The cash burn is immense. The company's trailing-12-month free cash flow (FCF) was negative -- a whopping $1.73 billion out the door.
That is a major problem for any company, but New Fortress Energy has nearly $9 billion in debt to contend with. Oh, and $6.5 billion of that is "current" -- that is, due within one year.
And New Fortress is already behind on payments on about $500 million of that. It is temporarily in forbearance while negotiating with its creditors to avoid default. If the talks succeed, the creditors would receive preferred equity and significant company assets in exchange for relief. While the company has said it may avoid a total wipeout of common shareholders this way, there is no guarantee of that -- and there is certainly no guarantee that the negotiations will be successful.
There is a very real scenario where common shareholders are left with nothing.

**TO DO**:
(A) In the passage about New Fortress Energy's finances, how much of the company's debt is due within one year?
(B) Summarize the passage about New Fortress Energy's finances in two sentences.
(C) Carry on the passage about New Fortress Energy's debt troubles, starting after its final sentence.

**GIVEN INFORMATION**:
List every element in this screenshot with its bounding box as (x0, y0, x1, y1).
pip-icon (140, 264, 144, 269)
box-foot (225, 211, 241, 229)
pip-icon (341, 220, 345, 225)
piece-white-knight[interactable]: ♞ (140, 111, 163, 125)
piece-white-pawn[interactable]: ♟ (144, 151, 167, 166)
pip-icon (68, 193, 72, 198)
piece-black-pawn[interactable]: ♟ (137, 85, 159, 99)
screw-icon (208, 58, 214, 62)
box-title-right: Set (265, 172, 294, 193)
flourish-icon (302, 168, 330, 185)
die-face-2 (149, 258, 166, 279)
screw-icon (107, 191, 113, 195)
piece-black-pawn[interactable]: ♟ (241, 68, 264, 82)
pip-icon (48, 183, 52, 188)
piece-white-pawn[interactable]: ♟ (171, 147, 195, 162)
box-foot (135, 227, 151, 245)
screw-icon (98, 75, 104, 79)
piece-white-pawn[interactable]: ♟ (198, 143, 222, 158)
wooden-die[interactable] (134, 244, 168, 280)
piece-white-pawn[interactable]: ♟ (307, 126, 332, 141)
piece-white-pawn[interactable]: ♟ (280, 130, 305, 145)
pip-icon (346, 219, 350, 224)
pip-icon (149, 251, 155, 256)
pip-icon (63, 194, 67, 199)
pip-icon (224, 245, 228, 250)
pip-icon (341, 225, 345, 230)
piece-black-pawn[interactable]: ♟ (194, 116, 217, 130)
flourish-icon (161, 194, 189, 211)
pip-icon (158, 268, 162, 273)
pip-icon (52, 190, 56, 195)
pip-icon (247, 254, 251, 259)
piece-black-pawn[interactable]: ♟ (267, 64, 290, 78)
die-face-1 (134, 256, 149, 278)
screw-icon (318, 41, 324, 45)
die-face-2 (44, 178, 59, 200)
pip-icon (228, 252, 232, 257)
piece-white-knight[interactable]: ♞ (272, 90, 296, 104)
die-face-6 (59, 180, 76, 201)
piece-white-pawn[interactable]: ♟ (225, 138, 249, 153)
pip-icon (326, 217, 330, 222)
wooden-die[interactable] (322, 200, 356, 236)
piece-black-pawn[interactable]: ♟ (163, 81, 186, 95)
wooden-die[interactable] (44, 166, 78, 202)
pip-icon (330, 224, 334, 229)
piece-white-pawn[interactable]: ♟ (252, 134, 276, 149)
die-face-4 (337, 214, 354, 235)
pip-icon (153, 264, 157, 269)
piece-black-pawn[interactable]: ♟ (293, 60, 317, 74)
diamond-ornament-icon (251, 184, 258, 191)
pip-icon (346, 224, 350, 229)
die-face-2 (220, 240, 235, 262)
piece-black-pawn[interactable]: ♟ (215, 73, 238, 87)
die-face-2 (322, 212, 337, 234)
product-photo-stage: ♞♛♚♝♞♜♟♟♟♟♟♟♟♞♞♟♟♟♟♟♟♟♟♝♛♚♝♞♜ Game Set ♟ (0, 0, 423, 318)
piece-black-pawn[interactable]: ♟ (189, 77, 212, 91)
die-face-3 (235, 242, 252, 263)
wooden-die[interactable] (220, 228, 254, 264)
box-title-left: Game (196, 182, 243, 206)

**ANSWERS PER TASK**:
(A) $6.5 billion of its nearly $9 billion in debt is due within one year.

(B) New Fortress Energy burned $1.73 billion in free cash flow over the trailing 12 months while carrying nearly $9 billion in debt, $6.5 billion of it due within a year. It is behind on about $500 million in payments and in temporary forbearance while it negotiates with creditors, and common shareholders could be left with nothing.

(C)
The company's current market capitalization of just over $300 million stands in stark contrast to its $1.7 billion in trailing-12-month sales and enterprise value of $9.6 billion. It has a very low price-to-book value ratio; if common shareholders survive a restructuring, there could be significant upside from where the stock is now.
There are some things the company has going for it: significant physical assets, a fresh, seven-year contract to supply Puerto Rico, and strong global demand for LNG.
None of these, however, solve the company's core problem: New Fortress doesn't have enough cash flow to service its existing debt, and the restructuring process is designed to protect creditors, not common shareholders.
This is more of a bet than an investment, and I would stay far away from New Fortress Energy.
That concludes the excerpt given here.